• _Quoted passage_:
## BEGIN

You've seen it before. But if you think about these car bodies, if you had to take a truck and transport them maybe 200, 300 meters away from the assembly line, then do the inspection and then say, okay, the assembly line is fine, you can continue to produce. And the novelty here is that is that we're being able to capture millions of points over fractions of time, and that's how we can allow metrology to be integrated into the assembly line. And the big novelty is the sensor, the white thing that you see that a robot is holding, plus the software. Another little revolution that I think you're getting grey hairs, Beau, like me.
When did we start this? 10 years ago as well. You see, it's not snappy snappy. It takes time to do revolutions. That's what they never figured out in France.
This is an optical probe. And what do we mean by an optical probe? The current technology is tactile, which means you have to touch the object you want to measure. And that is the restriction. The optical probe is using, we could say, laser beams or beams of light.
And by doing that, you can be much quicker inspecting various components. So that's the background to this development. And we saw an example with these blisks and blades, turbine engines for aircrafts. And Paolo showed you that we expect to build 30 1,000 new airplanes in the next 20 years. And it's just an absolute necessity to measure each and every blade in this engine.
And this has been the bottleneck to produce 30,000 airliners. And you've seen the backlogs of Boeing and Airbus growing. It's of course not only the engine parts, but this is a substantial part of the bottleneck in the construing an airliner. And the benefit is that you can run this much quicker, and you need to inspect 100%, as I said. So the benefit is speed and accuracy in combination.
And here are some preliminary numbers for various applications. BLISK is the new generation turbine blades that you use in aircraft engines. Turbine blades, the old technology, 70 percent improvement. Compressor blades, 60% Camshafts and crankshafts, significant improvements, as you can see. We're going to show you a short video where we're running a chicken run between the old technology to the left and the HBO.
So HBO is done now. And instead of boring you and continue, we're fast forwarding the video to the left. But here you can see the difference in time to inspect this little blade. Minute per blade, and that is We can save 1.5 minute per blade, and that is 120 man years. And this was just a tiny component.

## END

• _Task instructions_:
Copy the stretch of the optical probe talk from "And here are" through "a tiny component.", swapping "HBO" for "optical probe".

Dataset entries
## BEGIN

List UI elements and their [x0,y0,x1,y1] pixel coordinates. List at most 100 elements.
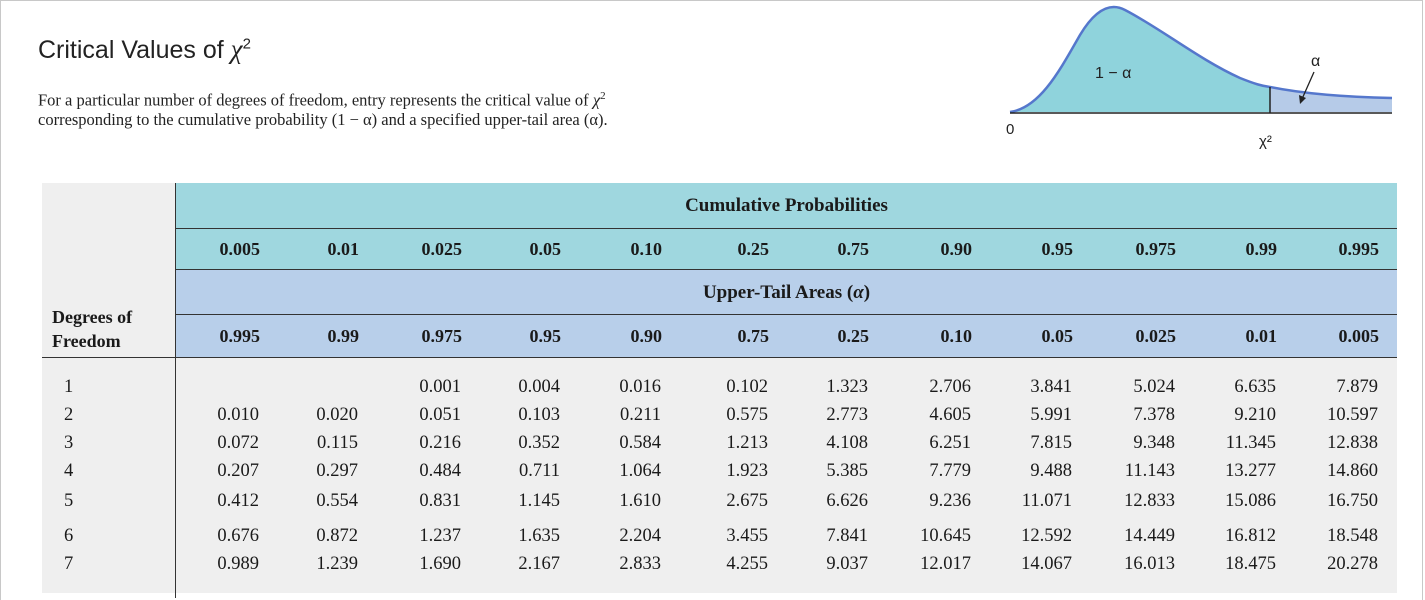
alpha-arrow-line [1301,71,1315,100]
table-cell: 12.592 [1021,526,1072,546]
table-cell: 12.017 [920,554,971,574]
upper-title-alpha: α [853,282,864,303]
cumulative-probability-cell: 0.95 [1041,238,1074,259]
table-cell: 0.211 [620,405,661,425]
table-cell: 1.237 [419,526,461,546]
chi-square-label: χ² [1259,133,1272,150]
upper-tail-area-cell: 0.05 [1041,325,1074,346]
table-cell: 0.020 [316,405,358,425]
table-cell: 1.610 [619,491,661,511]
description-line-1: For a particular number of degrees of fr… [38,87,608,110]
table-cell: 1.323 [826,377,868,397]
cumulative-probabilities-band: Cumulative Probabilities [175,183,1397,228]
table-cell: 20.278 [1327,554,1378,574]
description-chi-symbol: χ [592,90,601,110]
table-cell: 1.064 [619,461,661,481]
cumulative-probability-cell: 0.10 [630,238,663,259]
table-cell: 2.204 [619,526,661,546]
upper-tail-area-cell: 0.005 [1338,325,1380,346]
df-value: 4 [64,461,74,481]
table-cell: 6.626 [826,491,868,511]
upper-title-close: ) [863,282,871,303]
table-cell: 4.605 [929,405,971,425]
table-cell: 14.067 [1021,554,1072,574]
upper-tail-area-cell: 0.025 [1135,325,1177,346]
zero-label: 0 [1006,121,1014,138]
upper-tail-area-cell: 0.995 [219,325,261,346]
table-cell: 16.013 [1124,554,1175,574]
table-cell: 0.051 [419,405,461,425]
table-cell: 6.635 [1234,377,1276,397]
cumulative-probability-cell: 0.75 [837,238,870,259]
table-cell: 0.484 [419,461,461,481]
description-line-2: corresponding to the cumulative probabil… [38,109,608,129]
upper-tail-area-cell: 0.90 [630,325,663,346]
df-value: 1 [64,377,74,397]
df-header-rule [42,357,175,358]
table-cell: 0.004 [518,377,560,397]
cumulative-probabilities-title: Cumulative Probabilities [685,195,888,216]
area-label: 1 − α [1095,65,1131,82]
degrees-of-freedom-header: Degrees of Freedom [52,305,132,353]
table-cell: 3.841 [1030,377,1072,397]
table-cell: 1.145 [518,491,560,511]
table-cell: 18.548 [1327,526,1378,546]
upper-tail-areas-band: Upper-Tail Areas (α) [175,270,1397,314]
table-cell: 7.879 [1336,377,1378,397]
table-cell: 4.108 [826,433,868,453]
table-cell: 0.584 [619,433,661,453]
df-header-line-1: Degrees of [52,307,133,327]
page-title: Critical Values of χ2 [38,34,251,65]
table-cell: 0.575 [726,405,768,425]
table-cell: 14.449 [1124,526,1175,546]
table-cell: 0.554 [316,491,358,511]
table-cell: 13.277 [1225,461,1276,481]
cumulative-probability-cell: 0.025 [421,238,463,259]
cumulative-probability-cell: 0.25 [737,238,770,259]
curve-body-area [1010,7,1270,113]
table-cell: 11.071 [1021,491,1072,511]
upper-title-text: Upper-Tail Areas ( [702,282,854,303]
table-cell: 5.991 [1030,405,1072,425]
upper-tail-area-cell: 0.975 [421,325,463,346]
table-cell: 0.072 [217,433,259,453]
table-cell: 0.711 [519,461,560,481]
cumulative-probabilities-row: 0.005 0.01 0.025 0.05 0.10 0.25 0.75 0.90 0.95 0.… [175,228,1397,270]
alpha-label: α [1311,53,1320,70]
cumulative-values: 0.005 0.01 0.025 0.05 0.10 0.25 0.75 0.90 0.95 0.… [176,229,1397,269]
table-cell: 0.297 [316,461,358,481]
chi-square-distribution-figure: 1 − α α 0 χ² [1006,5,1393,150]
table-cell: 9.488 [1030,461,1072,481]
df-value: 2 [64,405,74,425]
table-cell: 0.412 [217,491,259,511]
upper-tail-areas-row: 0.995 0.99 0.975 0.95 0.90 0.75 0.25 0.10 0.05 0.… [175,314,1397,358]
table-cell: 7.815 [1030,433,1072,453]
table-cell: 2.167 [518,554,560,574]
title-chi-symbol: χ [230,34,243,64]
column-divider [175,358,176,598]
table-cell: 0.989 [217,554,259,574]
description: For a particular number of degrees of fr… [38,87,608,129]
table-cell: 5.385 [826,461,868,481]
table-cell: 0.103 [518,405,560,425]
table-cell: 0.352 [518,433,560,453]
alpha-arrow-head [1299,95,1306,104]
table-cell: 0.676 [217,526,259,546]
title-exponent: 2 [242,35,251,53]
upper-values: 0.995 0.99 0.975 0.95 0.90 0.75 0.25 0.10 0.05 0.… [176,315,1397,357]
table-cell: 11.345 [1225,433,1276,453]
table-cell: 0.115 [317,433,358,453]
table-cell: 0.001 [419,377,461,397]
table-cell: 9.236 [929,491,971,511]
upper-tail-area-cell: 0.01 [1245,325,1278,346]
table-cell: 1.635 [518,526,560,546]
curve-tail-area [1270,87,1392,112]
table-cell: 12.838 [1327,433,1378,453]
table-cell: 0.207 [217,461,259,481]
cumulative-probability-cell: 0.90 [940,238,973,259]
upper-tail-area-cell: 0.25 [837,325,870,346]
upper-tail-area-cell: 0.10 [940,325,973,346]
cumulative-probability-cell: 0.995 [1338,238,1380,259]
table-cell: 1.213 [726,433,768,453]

## END

• _Solution to this exercise_:
And here are some preliminary numbers for various applications. BLISK is the new generation turbine blades that you use in aircraft engines. Turbine blades, the old technology, 70 percent improvement. Compressor blades, 60% Camshafts and crankshafts, significant improvements, as you can see. We're going to show you a short video where we're running a chicken run between the old technology to the left and the optical probe.
So optical probe is done now. And instead of boring you and continue, we're fast forwarding the video to the left. But here you can see the difference in time to inspect this little blade. Minute per blade, and that is We can save 1.5 minute per blade, and that is 120 man years. And this was just a tiny component.